Exercise: Find the string "folgende" in the listing and report every line that has it.

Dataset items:
==============================
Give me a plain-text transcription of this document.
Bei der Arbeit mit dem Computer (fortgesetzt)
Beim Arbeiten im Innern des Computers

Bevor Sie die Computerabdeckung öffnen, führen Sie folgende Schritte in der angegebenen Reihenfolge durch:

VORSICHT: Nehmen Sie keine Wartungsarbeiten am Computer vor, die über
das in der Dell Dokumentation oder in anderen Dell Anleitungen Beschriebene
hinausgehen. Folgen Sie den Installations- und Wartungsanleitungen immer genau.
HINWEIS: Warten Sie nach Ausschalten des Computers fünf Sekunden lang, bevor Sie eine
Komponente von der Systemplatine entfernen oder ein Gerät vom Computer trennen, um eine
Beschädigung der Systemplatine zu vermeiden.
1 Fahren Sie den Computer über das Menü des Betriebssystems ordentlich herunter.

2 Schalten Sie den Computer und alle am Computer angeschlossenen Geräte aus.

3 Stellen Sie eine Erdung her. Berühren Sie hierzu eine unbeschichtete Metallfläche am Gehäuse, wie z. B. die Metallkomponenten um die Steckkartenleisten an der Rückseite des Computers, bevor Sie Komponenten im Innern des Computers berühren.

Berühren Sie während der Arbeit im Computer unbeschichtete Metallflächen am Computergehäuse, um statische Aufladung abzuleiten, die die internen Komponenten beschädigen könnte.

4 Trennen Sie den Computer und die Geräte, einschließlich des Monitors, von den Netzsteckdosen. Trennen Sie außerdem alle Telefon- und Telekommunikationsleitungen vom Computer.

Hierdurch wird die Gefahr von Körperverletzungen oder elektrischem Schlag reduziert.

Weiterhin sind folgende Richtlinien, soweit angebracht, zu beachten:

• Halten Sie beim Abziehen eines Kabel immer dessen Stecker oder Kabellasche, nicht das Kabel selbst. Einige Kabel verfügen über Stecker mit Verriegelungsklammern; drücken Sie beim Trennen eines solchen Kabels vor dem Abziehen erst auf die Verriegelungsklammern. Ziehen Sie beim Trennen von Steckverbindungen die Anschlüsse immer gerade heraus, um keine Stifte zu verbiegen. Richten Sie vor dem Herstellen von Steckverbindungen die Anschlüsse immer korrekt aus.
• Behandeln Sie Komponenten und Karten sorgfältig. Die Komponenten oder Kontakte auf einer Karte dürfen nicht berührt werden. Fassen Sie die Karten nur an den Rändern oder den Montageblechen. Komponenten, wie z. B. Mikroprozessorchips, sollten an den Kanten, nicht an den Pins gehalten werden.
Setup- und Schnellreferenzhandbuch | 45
==============================
Written answer:
Bevor Sie die Computerabdeckung öffnen, führen Sie folgende Schritte in der angegebenen Reihenfolge durch:
Weiterhin sind folgende Richtlinien, soweit angebracht, zu beachten:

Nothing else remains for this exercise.